What is expected
From the listing below, pull out the lines that hold "DIABETES".

Input
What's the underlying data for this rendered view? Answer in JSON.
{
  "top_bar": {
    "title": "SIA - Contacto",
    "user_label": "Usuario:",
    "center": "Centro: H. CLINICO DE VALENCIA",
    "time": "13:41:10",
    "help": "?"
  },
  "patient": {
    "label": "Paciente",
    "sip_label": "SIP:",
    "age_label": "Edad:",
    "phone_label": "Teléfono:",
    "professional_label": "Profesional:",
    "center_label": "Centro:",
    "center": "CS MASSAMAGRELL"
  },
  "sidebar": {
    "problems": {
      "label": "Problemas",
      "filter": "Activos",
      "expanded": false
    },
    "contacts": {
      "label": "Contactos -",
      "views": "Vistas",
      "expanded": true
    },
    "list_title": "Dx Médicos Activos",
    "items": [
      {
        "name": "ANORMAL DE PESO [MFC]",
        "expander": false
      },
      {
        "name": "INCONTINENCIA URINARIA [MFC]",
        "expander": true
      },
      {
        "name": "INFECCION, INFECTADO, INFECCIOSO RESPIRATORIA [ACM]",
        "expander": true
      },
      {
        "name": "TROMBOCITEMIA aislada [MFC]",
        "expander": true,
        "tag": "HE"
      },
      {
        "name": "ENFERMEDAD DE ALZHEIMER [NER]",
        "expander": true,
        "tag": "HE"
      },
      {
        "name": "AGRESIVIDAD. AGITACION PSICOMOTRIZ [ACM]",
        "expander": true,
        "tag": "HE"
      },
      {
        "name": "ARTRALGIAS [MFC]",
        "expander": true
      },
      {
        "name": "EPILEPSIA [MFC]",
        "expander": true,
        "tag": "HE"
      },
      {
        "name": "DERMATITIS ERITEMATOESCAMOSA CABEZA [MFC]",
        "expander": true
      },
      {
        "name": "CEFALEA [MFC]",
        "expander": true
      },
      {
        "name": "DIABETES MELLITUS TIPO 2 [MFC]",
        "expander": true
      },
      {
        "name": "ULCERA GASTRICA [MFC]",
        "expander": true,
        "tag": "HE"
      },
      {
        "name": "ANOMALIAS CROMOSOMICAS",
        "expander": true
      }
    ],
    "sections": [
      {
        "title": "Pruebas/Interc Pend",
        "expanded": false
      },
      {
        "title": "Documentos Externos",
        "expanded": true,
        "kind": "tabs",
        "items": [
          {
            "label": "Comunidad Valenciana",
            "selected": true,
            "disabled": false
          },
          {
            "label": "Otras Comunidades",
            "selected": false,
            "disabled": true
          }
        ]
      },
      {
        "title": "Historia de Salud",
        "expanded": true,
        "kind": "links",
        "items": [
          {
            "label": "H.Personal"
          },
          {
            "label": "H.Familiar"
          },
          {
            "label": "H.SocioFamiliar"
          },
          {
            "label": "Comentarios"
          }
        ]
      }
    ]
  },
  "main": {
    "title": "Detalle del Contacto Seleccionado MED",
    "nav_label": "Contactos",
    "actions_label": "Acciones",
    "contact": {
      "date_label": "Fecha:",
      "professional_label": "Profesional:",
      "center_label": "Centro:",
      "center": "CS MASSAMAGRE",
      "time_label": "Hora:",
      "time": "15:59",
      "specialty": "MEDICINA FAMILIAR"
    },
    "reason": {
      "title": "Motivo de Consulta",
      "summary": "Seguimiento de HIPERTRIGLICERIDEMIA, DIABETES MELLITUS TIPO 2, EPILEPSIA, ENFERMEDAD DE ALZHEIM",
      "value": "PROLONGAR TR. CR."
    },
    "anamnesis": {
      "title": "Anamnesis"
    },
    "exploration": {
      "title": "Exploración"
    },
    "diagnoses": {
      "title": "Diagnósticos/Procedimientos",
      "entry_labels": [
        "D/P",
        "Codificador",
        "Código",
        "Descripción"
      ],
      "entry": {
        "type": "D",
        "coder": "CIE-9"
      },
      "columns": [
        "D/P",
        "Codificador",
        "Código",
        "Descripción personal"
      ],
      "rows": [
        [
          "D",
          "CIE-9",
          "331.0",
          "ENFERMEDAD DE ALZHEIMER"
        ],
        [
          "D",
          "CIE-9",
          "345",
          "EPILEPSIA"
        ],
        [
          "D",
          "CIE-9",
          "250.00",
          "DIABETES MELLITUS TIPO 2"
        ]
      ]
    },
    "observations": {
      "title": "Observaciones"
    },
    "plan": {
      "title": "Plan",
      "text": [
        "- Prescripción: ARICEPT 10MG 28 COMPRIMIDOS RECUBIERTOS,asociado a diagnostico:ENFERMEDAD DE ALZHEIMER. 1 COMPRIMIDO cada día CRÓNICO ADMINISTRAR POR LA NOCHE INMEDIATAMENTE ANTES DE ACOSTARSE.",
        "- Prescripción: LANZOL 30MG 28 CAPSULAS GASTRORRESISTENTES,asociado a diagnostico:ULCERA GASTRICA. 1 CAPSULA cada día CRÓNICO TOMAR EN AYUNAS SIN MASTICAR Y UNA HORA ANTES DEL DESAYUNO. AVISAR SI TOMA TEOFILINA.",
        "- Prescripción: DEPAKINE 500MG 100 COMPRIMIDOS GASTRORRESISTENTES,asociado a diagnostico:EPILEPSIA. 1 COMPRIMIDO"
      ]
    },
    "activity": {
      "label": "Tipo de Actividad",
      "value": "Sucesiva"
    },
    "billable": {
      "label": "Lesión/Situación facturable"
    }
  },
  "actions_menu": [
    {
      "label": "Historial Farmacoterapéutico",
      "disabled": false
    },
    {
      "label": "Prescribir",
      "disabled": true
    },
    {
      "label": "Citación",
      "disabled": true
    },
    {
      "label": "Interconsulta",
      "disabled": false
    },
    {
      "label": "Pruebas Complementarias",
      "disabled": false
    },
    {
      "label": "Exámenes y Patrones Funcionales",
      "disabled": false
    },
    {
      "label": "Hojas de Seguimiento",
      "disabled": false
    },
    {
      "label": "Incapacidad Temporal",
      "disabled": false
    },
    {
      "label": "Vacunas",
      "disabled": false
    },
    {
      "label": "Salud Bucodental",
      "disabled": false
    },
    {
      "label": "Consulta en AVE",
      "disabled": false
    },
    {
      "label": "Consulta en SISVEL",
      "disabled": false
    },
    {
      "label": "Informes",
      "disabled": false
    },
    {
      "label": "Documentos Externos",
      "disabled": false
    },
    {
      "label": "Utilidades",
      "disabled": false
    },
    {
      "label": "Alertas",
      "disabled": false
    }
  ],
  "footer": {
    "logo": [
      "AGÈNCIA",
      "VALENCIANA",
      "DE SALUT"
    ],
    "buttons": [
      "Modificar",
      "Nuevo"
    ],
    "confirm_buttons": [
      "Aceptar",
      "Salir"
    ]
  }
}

Task output
        "name": "DIABETES MELLITUS TIPO 2 [MFC]",
      "summary": "Seguimiento de HIPERTRIGLICERIDEMIA, DIABETES MELLITUS TIPO 2, EPILEPSIA, ENFERMEDAD DE ALZHEIM",
          "DIABETES MELLITUS TIPO 2"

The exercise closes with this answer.